===== MATERIAL SHOWN
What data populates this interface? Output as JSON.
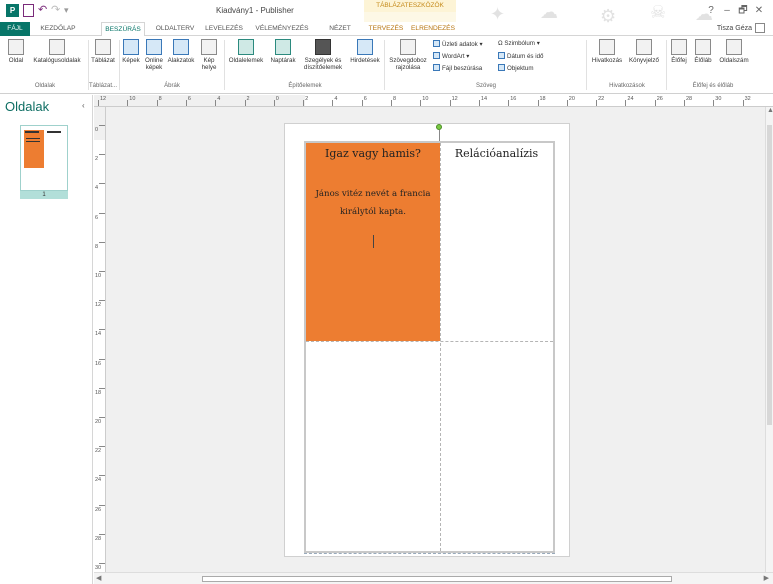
{
  "window": {
    "title": "Kiadvány1 - Publisher",
    "context_group": "TÁBLÁZATESZKÖZÖK",
    "app_icon": "P",
    "controls": [
      "?",
      "–",
      "🗗",
      "✕"
    ]
  },
  "tabs": [
    "FÁJL",
    "KEZDŐLAP",
    "BESZÚRÁS",
    "OLDALTERV",
    "LEVELEZÉS",
    "VÉLEMÉNYEZÉS",
    "NÉZET",
    "TERVEZÉS",
    "ELRENDEZÉS"
  ],
  "active_tab": "BESZÚRÁS",
  "user": "Tisza Géza",
  "ribbon": {
    "oldal": "Oldal",
    "katalogus": "Katalógusoldalak",
    "tablazat": "Táblázat",
    "kepek": "Képek",
    "online_kepek": "Online képek",
    "alakzatok": "Alakzatok",
    "kep_helye": "Kép helye",
    "oldalelemek": "Oldalelemek",
    "naptarak": "Naptárak",
    "szegelyek": "Szegélyek és díszítőelemek",
    "hirdetesek": "Hirdetések",
    "szovegdoboz": "Szövegdoboz rajzolása",
    "uzleti_adatok": "Üzleti adatok",
    "wordart": "WordArt",
    "fajl_beszurasa": "Fájl beszúrása",
    "szimbolum": "Szimbólum",
    "datum": "Dátum és idő",
    "objektum": "Objektum",
    "hivatkozas": "Hivatkozás",
    "konyvjelzo": "Könyvjelző",
    "elofej": "Élőfej",
    "eloláb": "Élőláb",
    "oldalszam": "Oldalszám",
    "groups": [
      "Oldalak",
      "Táblázat...",
      "Ábrák",
      "Építőelemek",
      "Szöveg",
      "Hivatkozások",
      "Élőfej és élőláb"
    ]
  },
  "pane": {
    "title": "Oldalak",
    "page_number": "1"
  },
  "rulers": {
    "h": [
      "12",
      "10",
      "8",
      "6",
      "4",
      "2",
      "0",
      "2",
      "4",
      "6",
      "8",
      "10",
      "12",
      "14",
      "16",
      "18",
      "20",
      "22",
      "24",
      "26",
      "28",
      "30",
      "32"
    ],
    "v": [
      "0",
      "2",
      "4",
      "6",
      "8",
      "10",
      "12",
      "14",
      "16",
      "18",
      "20",
      "22",
      "24",
      "26",
      "28",
      "30"
    ]
  },
  "document": {
    "cell_1_title": "Igaz vagy hamis?",
    "cell_1_body": "János vitéz nevét a francia királytól kapta.",
    "cell_2_title": "Relációanalízis",
    "cell_1_color": "#ed7d31"
  }
}
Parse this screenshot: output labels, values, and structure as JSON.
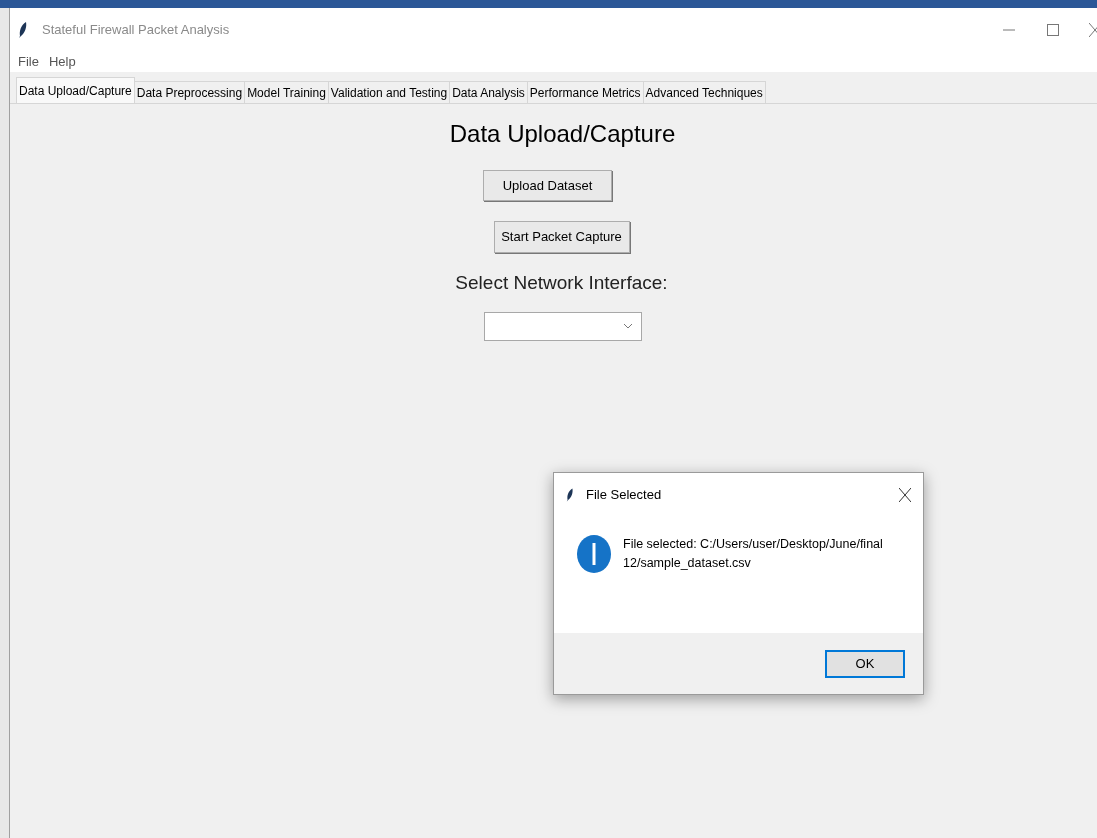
==========
Reproduce each line exactly as it appears, omitting the pictures.

== COMPLETE OUTPUT ==
What data populates this interface? Output as JSON.
{
  "window": {
    "title": "Kiadvány1 - Publisher",
    "context_group": "TÁBLÁZATESZKÖZÖK",
    "app_icon": "P",
    "controls": [
      "?",
      "–",
      "🗗",
      "✕"
    ]
  },
  "tabs": [
    "FÁJL",
    "KEZDŐLAP",
    "BESZÚRÁS",
    "OLDALTERV",
    "LEVELEZÉS",
    "VÉLEMÉNYEZÉS",
    "NÉZET",
    "TERVEZÉS",
    "ELRENDEZÉS"
  ],
  "active_tab": "BESZÚRÁS",
  "user": "Tisza Géza",
  "ribbon": {
    "oldal": "Oldal",
    "katalogus": "Katalógusoldalak",
    "tablazat": "Táblázat",
    "kepek": "Képek",
    "online_kepek": "Online képek",
    "alakzatok": "Alakzatok",
    "kep_helye": "Kép helye",
    "oldalelemek": "Oldalelemek",
    "naptarak": "Naptárak",
    "szegelyek": "Szegélyek és díszítőelemek",
    "hirdetesek": "Hirdetések",
    "szovegdoboz": "Szövegdoboz rajzolása",
    "uzleti_adatok": "Üzleti adatok",
    "wordart": "WordArt",
    "fajl_beszurasa": "Fájl beszúrása",
    "szimbolum": "Szimbólum",
    "datum": "Dátum és idő",
    "objektum": "Objektum",
    "hivatkozas": "Hivatkozás",
    "konyvjelzo": "Könyvjelző",
    "elofej": "Élőfej",
    "eloláb": "Élőláb",
    "oldalszam": "Oldalszám",
    "groups": [
      "Oldalak",
      "Táblázat...",
      "Ábrák",
      "Építőelemek",
      "Szöveg",
      "Hivatkozások",
      "Élőfej és élőláb"
    ]
  },
  "pane": {
    "title": "Oldalak",
    "page_number": "1"
  },
  "rulers": {
    "h": [
      "12",
      "10",
      "8",
      "6",
      "4",
      "2",
      "0",
      "2",
      "4",
      "6",
      "8",
      "10",
      "12",
      "14",
      "16",
      "18",
      "20",
      "22",
      "24",
      "26",
      "28",
      "30",
      "32"
    ],
    "v": [
      "0",
      "2",
      "4",
      "6",
      "8",
      "10",
      "12",
      "14",
      "16",
      "18",
      "20",
      "22",
      "24",
      "26",
      "28",
      "30"
    ]
  },
  "document": {
    "cell_1_title": "Igaz vagy hamis?",
    "cell_1_body": "János vitéz nevét a francia királytól kapta.",
    "cell_2_title": "Relációanalízis",
    "cell_1_color": "#ed7d31"
  }
}
Parse this screenshot: output labels, values, and structure as JSON.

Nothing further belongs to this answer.